PROBLEM TO WORK ON: Each line that includes "Пулюя" counts once; give the total and nothing besides.

RECORDS PROVIDED:

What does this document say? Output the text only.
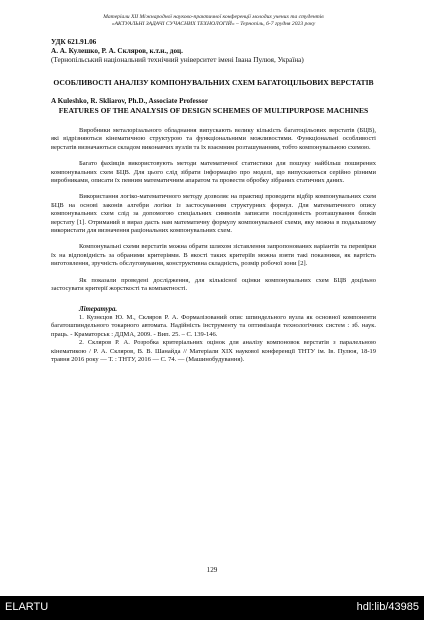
Матеріали XII Міжнародної науково-практичної конференції молодих учених та студентів
«АКТУАЛЬНІ ЗАДАЧІ СУЧАСНИХ ТЕХНОЛОГІЙ» – Тернопіль, 6-7 грудня 2023 року
УДК 621.91.06
А. А. Кулешко, Р. А. Скляров, к.т.н., доц.
(Тернопільський національний технічний університет імені Івана Пулюя, Україна)
ОСОБЛИВОСТІ АНАЛІЗУ КОМПОНУВАЛЬНИХ СХЕМ БАГАТОЦІЛЬОВИХ ВЕРСТАТІВ
A Kuleshko, R. Skliarov, Ph.D., Associate Professor
FEATURES OF THE ANALYSIS OF DESIGN SCHEMES OF MULTIPURPOSE MACHINES

Виробники металорізального обладнання випускають велику кількість багатоцільових верстатів (БЦВ), які відрізняються кінематичною структурою та функціональними можливостями. Функціональні особливості верстатів визначаються складом виконавчих вузлів та їх взаємним розташуванням, тобто компонувальною схемою.

Багато фахівців використовують методи математичної статистики для пошуку найбільш поширених компонувальних схем БЦВ. Для цього слід зібрати інформацію про моделі, що випускаються серійно різними виробниками, описати їх певним математичним апаратом та провести обробку зібраних статичних даних.

Використання логіко-математичного методу дозволяє на практиці проводити відбір компонувальних схем БЦВ на основі законів алгебри логіки із застосуванням структурних формул. Для математичного опису компонувальних схем слід за допомогою спеціальних символів записати послідовність розташування блоків верстату [1]. Отриманий в вираз дасть нам математичну формулу компонувальної схеми, яку можна в подальшому використати для визначення раціональних компонувальних схем.

Компонувальні схеми верстатів можна обрати шляхом зіставлення запропонованих варіантів та перевірки їх на відповідність за обраними критеріями. В якості таких критеріїв можна взяти такі показники, як вартість виготовлення, зручність обслуговування, конструктивна складність, розмір робочої зони [2].

Як показали проведені дослідження, для кількісної оцінки компонувальних схем БЦВ доцільно застосувати критерії жорсткості та компактності.

Література.

1. Кузнєцов Ю. М., Скляров Р. А. Формалізований опис шпиндельного вузла як основної компоненти багатошпиндельного токарного автомата. Надійність інструменту та оптимізація технологічних систем : зб. наук. праць. - Краматорськ : ДДМА, 2009. - Вип. 25. – С. 139-146.

2. Скляров Р. А. Розробка критеріальних оцінок для аналізу компоновок верстатів з паралельною кінематикою / Р. А. Скляров, В. В. Шанайда // Матеріали XIX наукової конференції ТНТУ ім. Ів. Пулюя, 18-19 травня 2016 року — Т. : ТНТУ, 2016 — С. 74. — (Машинобудування).

129
ELARTU	hdl:lib/43985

REPLY: 2